++++ MATERIALS PROVIDED ++++

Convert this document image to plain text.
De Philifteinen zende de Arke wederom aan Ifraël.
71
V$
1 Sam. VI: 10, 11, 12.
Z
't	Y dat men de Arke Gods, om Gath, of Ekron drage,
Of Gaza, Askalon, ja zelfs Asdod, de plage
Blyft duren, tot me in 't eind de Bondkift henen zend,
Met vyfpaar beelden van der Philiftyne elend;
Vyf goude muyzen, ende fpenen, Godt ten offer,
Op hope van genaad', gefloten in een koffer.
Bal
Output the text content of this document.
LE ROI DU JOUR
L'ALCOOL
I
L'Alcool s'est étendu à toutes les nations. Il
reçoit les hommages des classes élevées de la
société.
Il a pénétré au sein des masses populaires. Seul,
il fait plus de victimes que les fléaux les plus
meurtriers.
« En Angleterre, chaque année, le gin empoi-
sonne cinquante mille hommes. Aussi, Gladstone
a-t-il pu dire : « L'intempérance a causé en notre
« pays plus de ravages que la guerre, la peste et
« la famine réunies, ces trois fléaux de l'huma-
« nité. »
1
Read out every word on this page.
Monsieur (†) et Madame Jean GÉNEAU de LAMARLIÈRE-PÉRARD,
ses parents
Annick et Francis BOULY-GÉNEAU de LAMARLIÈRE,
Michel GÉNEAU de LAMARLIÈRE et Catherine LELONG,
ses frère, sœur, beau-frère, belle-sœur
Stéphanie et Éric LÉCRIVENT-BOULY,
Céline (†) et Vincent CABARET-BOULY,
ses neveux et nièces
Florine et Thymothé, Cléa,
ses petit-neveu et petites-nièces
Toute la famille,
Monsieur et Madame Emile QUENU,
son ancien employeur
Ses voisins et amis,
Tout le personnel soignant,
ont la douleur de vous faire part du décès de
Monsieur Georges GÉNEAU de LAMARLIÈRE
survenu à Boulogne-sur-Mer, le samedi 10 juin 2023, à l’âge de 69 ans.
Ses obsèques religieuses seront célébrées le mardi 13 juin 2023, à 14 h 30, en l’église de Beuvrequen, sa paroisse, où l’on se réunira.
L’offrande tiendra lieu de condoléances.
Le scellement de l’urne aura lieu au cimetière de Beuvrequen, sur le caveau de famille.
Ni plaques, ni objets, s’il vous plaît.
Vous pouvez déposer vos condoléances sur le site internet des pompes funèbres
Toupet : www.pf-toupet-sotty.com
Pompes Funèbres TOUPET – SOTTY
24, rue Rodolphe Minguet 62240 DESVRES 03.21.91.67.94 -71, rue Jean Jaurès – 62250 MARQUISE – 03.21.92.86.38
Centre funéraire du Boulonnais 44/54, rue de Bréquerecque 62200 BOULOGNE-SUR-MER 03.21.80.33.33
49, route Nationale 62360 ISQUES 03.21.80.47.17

++++

- SHORT EXERCISE:
Go through the records. Copy each line where "Madame" appears.

- WORKED ANSWER:
Monsieur (†) et Madame Jean GÉNEAU de LAMARLIÈRE-PÉRARD,
Monsieur et Madame Emile QUENU,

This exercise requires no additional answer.